Below is a block of records; repeat each one exactly.

----

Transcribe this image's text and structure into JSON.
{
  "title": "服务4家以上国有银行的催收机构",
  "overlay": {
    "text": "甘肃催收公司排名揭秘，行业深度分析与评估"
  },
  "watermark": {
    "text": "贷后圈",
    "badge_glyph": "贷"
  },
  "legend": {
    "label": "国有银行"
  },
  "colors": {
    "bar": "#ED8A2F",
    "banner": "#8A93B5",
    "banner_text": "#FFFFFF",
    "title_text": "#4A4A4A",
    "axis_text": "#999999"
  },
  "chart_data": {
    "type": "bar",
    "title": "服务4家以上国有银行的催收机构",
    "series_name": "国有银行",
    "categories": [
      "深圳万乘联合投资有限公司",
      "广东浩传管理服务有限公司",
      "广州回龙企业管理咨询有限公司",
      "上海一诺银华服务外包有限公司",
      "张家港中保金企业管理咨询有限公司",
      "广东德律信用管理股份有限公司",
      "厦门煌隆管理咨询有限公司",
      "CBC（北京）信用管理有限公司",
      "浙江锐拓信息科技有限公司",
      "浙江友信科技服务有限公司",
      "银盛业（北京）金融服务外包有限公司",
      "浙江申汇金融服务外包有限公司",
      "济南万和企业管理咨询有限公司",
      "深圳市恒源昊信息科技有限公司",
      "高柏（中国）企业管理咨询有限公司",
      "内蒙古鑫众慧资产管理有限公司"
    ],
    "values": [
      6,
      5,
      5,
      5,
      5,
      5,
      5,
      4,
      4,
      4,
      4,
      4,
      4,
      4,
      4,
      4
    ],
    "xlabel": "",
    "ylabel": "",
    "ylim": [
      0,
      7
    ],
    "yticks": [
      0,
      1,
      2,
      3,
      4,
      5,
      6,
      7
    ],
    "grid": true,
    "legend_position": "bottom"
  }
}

----

#### [Answer]
Transcribe this image's text and structure into JSON.
{
  "title": "服务4家以上国有银行的催收机构",
  "overlay": {
    "text": "甘肃催收公司排名揭秘，行业深度分析与评估"
  },
  "watermark": {
    "text": "贷后圈",
    "badge_glyph": "贷"
  },
  "legend": {
    "label": "国有银行"
  },
  "colors": {
    "bar": "#ED8A2F",
    "banner": "#8A93B5",
    "banner_text": "#FFFFFF",
    "title_text": "#4A4A4A",
    "axis_text": "#999999"
  },
  "chart_data": {
    "type": "bar",
    "title": "服务4家以上国有银行的催收机构",
    "series_name": "国有银行",
    "categories": [
      "深圳万乘联合投资有限公司",
      "广东浩传管理服务有限公司",
      "广州回龙企业管理咨询有限公司",
      "上海一诺银华服务外包有限公司",
      "张家港中保金企业管理咨询有限公司",
      "广东德律信用管理股份有限公司",
      "厦门煌隆管理咨询有限公司",
      "CBC（北京）信用管理有限公司",
      "浙江锐拓信息科技有限公司",
      "浙江友信科技服务有限公司",
      "银盛业（北京）金融服务外包有限公司",
      "浙江申汇金融服务外包有限公司",
      "济南万和企业管理咨询有限公司",
      "深圳市恒源昊信息科技有限公司",
      "高柏（中国）企业管理咨询有限公司",
      "内蒙古鑫众慧资产管理有限公司"
    ],
    "values": [
      6,
      5,
      5,
      5,
      5,
      5,
      5,
      4,
      4,
      4,
      4,
      4,
      4,
      4,
      4,
      4
    ],
    "xlabel": "",
    "ylabel": "",
    "ylim": [
      0,
      7
    ],
    "yticks": [
      0,
      1,
      2,
      3,
      4,
      5,
      6,
      7
    ],
    "grid": true,
    "legend_position": "bottom"
  }
}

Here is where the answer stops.